What the task requires: Go through the records and transcribe them exactly, passing over any picture.

^^^^^^^^

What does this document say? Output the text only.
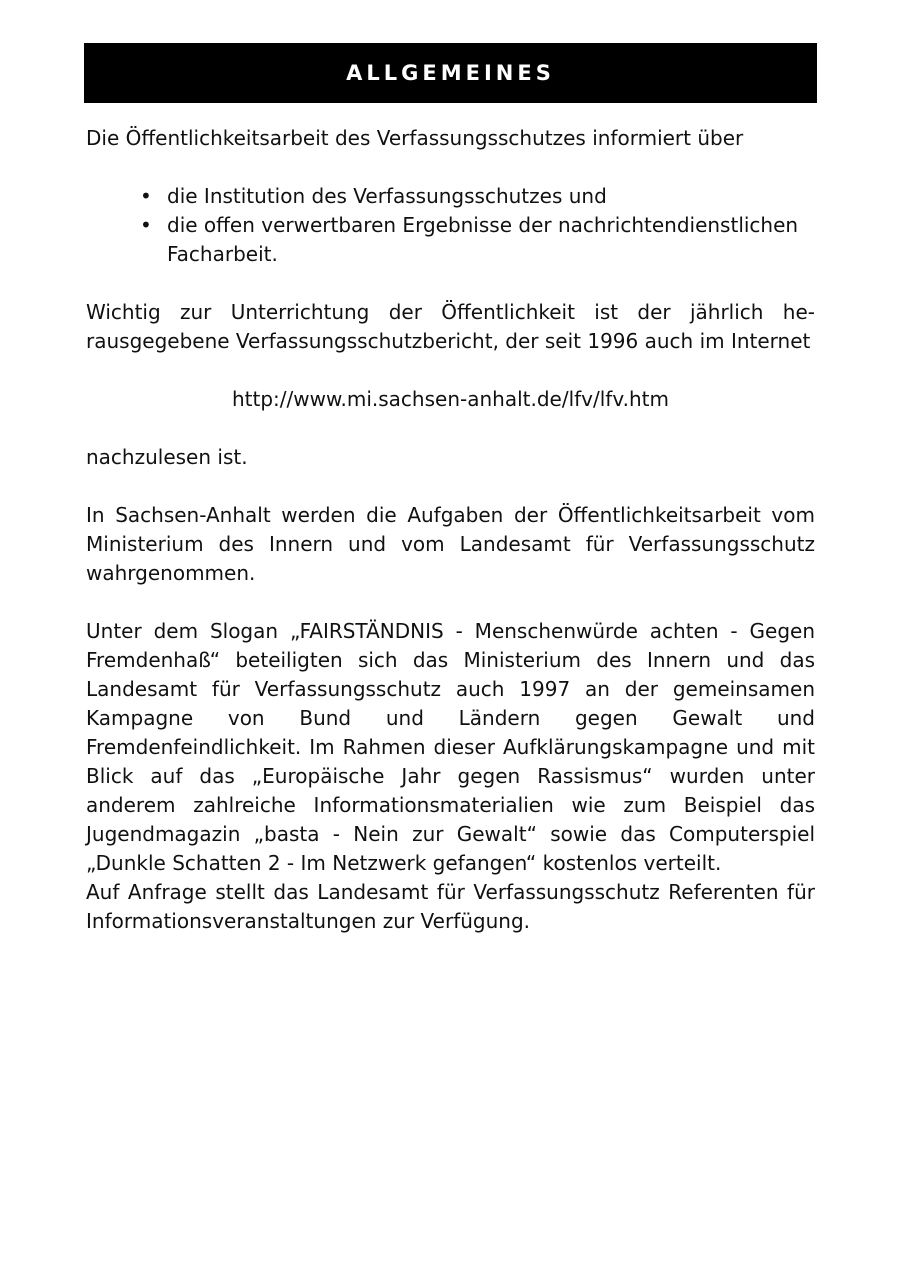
ALLGEMEINES

Die Öffentlichkeitsarbeit des Verfassungsschutzes informiert über

• die Institution des Verfassungsschutzes und
• die offen verwertbaren Ergebnisse der nachrichtendienstlichen Facharbeit.

Wichtig zur Unterrichtung der Öffentlichkeit ist der jährlich herausgegebene Verfassungsschutzbericht, der seit 1996 auch im Internet

http://www.mi.sachsen-anhalt.de/lfv/lfv.htm

nachzulesen ist.

In Sachsen-Anhalt werden die Aufgaben der Öffentlichkeitsarbeit vom Ministerium des Innern und vom Landesamt für Verfassungsschutz wahrgenommen.

Unter dem Slogan „FAIRSTÄNDNIS - Menschenwürde achten - Gegen Fremdenhaß“ beteiligten sich das Ministerium des Innern und das Landesamt für Verfassungsschutz auch 1997 an der gemeinsamen Kampagne von Bund und Ländern gegen Gewalt und Fremdenfeindlichkeit. Im Rahmen dieser Aufklärungskampagne und mit Blick auf das „Europäische Jahr gegen Rassismus“ wurden unter anderem zahlreiche Informationsmaterialien wie zum Beispiel das Jugendmagazin „basta - Nein zur Gewalt“ sowie das Computerspiel „Dunkle Schatten 2 - Im Netzwerk gefangen“ kostenlos verteilt.

Auf Anfrage stellt das Landesamt für Verfassungsschutz Referenten für Informationsveranstaltungen zur Verfügung.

^^^^^^^^

Completed exercise:
What does this document say? Output the text only.
ALLGEMEINES

Die Öffentlichkeitsarbeit des Verfassungsschutzes informiert über

• die Institution des Verfassungsschutzes und
• die offen verwertbaren Ergebnisse der nachrichtendienstlichen Facharbeit.

Wichtig zur Unterrichtung der Öffentlichkeit ist der jährlich herausgegebene Verfassungsschutzbericht, der seit 1996 auch im Internet

http://www.mi.sachsen-anhalt.de/lfv/lfv.htm

nachzulesen ist.

In Sachsen-Anhalt werden die Aufgaben der Öffentlichkeitsarbeit vom Ministerium des Innern und vom Landesamt für Verfassungsschutz wahrgenommen.

Unter dem Slogan „FAIRSTÄNDNIS - Menschenwürde achten - Gegen Fremdenhaß“ beteiligten sich das Ministerium des Innern und das Landesamt für Verfassungsschutz auch 1997 an der gemeinsamen Kampagne von Bund und Ländern gegen Gewalt und Fremdenfeindlichkeit. Im Rahmen dieser Aufklärungskampagne und mit Blick auf das „Europäische Jahr gegen Rassismus“ wurden unter anderem zahlreiche Informationsmaterialien wie zum Beispiel das Jugendmagazin „basta - Nein zur Gewalt“ sowie das Computerspiel „Dunkle Schatten 2 - Im Netzwerk gefangen“ kostenlos verteilt.

Auf Anfrage stellt das Landesamt für Verfassungsschutz Referenten für Informationsveranstaltungen zur Verfügung.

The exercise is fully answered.